(Box coordinate listings)
────────
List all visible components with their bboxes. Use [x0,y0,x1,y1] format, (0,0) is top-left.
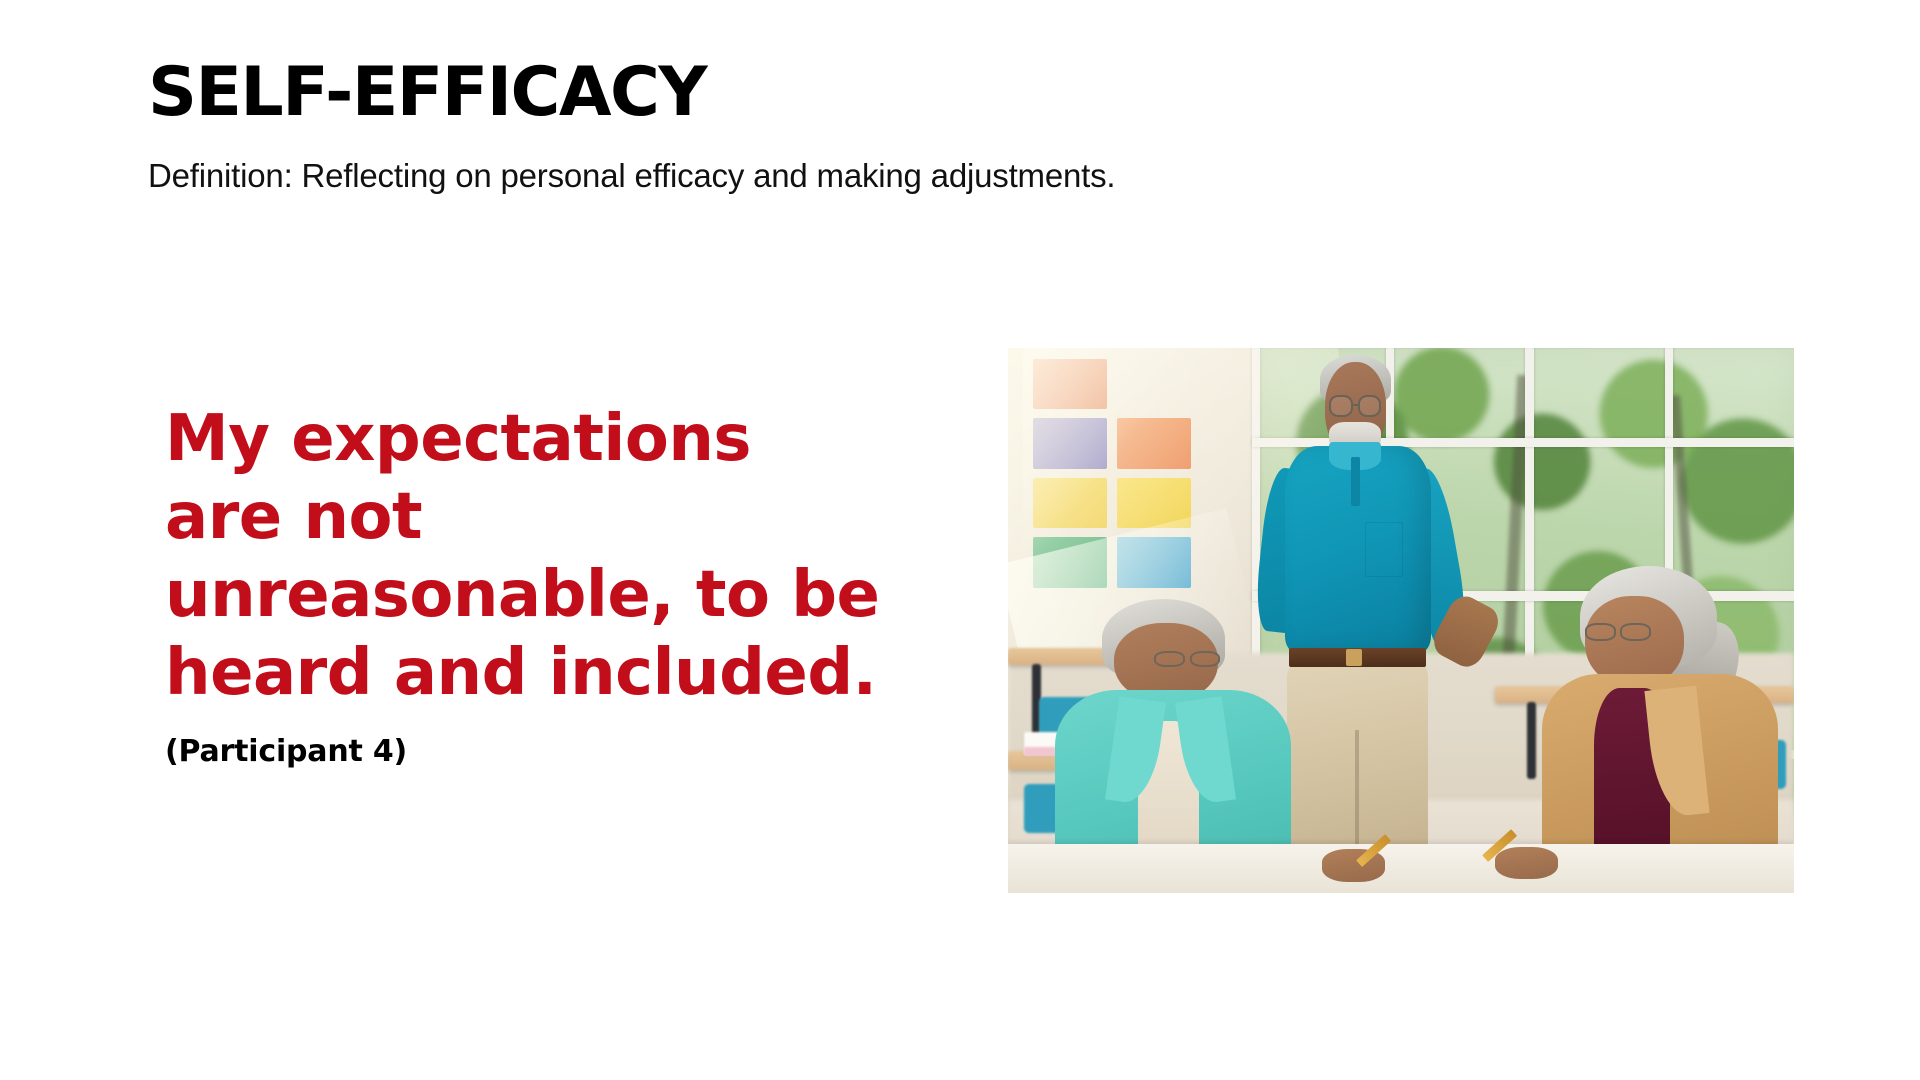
quote-block: My expectations are not unreasonable, to… [165,400,885,769]
eyeglasses-icon [1154,651,1185,667]
desk-leg [1527,702,1536,778]
eyeglasses-icon [1190,651,1221,667]
classroom-photo [1008,348,1794,893]
foreground-table [1008,844,1794,893]
slide-canvas: SELF-EFFICACY Definition: Reflecting on … [0,0,1920,1080]
man-shirt-pocket [1365,522,1403,577]
eyeglasses-bridge [1353,404,1359,406]
page-title: SELF-EFFICACY [148,58,1648,129]
eyeglasses-icon [1585,623,1616,641]
slide-definition-text: Definition: Reflecting on personal effic… [148,155,1648,196]
hand [1495,847,1558,880]
quote-attribution: (Participant 4) [165,734,885,769]
eyeglasses-icon [1620,623,1651,641]
hand [1322,849,1385,882]
eyeglasses-icon [1329,395,1353,417]
eyeglasses-icon [1358,395,1382,417]
photo-scene [1008,348,1794,893]
man-belt-buckle [1346,649,1363,666]
slide-header: SELF-EFFICACY Definition: Reflecting on … [148,58,1648,196]
participant-quote: My expectations are not unreasonable, to… [165,400,885,712]
man-polo-placket [1351,457,1360,506]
────────
**To be done:** Gather every line in the data above that contains the word "EFFICACY".

**Exercise response:**
slide-canvas: SELF-EFFICACY Definition: Reflecting on … [0,0,1920,1080]
page-title: SELF-EFFICACY [148,58,1648,129]
slide-header: SELF-EFFICACY Definition: Reflecting on … [148,58,1648,196]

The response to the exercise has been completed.